EXERCISE DETAILS:
Look through the lines below and state how many hold the word "William". Write only the number.

PROVIDED INFORMATION:
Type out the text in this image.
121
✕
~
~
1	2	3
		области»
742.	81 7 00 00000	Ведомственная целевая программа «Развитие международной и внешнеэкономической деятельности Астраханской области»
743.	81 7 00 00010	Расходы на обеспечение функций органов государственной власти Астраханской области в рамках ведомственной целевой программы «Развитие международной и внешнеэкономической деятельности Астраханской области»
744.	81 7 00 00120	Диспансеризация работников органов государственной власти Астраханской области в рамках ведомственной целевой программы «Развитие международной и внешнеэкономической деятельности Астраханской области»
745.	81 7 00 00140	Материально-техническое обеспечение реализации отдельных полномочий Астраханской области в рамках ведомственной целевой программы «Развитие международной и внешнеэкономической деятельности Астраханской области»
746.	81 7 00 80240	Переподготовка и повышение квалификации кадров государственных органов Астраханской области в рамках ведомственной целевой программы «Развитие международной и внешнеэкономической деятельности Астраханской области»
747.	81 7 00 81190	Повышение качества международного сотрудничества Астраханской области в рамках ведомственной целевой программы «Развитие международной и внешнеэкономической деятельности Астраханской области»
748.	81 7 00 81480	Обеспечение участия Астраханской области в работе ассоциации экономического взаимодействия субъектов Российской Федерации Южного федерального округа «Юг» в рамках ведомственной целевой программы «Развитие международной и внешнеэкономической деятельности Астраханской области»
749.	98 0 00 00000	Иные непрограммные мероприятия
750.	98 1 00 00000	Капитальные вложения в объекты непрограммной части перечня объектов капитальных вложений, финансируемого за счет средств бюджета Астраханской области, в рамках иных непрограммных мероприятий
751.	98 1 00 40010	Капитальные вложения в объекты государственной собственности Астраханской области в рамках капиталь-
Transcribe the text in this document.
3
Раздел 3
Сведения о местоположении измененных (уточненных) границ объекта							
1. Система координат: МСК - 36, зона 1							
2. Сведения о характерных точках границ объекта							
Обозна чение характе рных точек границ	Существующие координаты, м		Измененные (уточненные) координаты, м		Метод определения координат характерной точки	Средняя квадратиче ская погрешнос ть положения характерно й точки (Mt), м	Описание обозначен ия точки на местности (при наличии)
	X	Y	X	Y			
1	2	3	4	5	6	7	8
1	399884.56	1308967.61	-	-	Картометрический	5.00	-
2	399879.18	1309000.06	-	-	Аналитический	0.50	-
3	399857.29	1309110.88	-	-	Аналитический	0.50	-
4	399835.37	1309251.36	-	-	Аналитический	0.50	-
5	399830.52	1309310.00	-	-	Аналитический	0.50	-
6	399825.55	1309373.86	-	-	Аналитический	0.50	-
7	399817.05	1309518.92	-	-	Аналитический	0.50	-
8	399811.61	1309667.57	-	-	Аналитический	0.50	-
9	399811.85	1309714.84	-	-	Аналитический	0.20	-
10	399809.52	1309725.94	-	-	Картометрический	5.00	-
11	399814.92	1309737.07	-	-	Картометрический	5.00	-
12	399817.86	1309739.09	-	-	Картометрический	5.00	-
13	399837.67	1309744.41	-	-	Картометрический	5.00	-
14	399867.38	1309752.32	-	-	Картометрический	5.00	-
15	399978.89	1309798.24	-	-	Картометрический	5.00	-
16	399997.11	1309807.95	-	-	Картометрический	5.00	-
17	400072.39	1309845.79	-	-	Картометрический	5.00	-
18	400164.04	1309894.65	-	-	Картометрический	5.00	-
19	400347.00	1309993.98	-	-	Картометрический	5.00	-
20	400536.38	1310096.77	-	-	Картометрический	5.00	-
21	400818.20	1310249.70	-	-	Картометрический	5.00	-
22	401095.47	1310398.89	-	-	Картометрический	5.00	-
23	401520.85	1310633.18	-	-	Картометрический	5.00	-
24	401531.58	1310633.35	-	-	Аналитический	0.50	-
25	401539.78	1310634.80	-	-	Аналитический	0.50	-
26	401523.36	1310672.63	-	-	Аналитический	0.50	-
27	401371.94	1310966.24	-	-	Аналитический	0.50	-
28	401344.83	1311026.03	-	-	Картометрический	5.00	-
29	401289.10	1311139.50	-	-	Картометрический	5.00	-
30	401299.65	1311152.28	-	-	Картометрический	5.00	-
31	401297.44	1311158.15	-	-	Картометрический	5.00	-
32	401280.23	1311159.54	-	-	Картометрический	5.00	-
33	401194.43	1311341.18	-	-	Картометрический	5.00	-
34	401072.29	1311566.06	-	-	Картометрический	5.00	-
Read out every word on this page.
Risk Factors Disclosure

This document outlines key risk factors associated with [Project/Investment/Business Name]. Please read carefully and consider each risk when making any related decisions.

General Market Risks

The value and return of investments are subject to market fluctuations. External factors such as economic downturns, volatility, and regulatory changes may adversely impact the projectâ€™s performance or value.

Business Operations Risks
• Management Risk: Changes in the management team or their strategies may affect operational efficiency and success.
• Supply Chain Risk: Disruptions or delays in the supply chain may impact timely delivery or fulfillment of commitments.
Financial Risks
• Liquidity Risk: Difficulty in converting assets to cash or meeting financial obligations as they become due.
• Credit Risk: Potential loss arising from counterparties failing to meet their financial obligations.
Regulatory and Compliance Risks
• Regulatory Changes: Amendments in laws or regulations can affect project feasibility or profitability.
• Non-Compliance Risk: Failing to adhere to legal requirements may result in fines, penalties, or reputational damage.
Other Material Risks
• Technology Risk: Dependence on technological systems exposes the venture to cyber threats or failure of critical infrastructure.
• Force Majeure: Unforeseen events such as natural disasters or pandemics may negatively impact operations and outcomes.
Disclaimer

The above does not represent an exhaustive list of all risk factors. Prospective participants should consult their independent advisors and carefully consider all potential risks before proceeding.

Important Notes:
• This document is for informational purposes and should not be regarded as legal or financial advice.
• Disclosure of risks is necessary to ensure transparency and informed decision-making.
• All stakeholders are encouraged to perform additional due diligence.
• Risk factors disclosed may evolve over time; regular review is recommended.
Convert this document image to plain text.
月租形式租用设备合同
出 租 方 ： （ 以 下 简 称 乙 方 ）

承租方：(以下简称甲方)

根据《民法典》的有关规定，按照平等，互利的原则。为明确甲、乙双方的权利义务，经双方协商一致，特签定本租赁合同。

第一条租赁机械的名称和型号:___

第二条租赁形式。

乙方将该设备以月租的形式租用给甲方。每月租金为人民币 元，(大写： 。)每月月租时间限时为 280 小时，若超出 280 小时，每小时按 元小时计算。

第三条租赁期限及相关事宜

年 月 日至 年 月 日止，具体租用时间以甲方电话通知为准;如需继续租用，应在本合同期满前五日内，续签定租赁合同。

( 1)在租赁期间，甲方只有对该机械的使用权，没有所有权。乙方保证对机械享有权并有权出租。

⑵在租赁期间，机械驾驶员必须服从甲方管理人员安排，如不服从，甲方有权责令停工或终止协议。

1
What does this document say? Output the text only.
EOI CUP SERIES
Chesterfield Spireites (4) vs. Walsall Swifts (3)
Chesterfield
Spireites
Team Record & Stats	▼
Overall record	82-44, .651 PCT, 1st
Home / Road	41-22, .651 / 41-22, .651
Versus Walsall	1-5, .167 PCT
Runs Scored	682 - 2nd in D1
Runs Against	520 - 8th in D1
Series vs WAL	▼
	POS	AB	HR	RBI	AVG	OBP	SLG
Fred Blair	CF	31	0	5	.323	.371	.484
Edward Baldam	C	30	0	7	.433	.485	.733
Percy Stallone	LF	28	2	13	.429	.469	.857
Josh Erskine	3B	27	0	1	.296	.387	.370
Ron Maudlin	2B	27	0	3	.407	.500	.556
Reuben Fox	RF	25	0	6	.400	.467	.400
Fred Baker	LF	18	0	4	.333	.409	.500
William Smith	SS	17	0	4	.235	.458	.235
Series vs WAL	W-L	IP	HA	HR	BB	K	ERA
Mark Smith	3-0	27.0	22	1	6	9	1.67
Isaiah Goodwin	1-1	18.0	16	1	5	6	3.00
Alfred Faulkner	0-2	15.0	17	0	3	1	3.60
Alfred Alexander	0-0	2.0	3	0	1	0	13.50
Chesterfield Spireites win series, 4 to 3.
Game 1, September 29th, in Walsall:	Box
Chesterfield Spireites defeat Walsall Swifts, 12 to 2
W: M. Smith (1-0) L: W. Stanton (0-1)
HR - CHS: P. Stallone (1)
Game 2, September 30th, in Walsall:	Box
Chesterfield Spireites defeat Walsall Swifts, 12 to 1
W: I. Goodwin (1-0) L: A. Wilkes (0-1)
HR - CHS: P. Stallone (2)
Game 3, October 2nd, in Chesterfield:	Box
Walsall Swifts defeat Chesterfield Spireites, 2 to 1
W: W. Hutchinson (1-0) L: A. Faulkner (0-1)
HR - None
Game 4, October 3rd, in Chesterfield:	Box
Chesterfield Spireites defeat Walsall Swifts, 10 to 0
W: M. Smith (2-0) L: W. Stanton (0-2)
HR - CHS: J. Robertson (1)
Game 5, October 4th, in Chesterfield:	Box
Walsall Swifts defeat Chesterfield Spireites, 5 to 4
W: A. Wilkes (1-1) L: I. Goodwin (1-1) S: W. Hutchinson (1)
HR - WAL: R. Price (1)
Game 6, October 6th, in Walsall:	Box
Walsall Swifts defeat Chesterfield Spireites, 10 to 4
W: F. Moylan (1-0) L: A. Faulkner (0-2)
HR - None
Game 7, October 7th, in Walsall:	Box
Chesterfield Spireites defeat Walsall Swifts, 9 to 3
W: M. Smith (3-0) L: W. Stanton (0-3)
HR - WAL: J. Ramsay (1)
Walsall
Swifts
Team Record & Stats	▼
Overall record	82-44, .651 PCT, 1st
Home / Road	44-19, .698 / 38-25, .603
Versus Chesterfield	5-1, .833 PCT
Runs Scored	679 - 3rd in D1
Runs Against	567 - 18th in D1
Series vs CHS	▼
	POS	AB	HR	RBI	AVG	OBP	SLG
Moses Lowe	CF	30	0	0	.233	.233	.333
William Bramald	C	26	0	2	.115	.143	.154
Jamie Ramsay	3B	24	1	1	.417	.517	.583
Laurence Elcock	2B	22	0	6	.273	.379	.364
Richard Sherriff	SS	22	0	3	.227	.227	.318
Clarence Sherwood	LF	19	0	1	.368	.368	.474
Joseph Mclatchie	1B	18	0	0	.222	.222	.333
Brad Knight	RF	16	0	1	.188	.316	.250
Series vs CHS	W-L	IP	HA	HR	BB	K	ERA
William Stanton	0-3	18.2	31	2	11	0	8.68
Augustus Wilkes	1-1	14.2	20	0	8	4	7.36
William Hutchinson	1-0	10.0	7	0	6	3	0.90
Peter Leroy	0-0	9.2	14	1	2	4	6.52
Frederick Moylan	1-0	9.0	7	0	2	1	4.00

FINAL RESULT:
4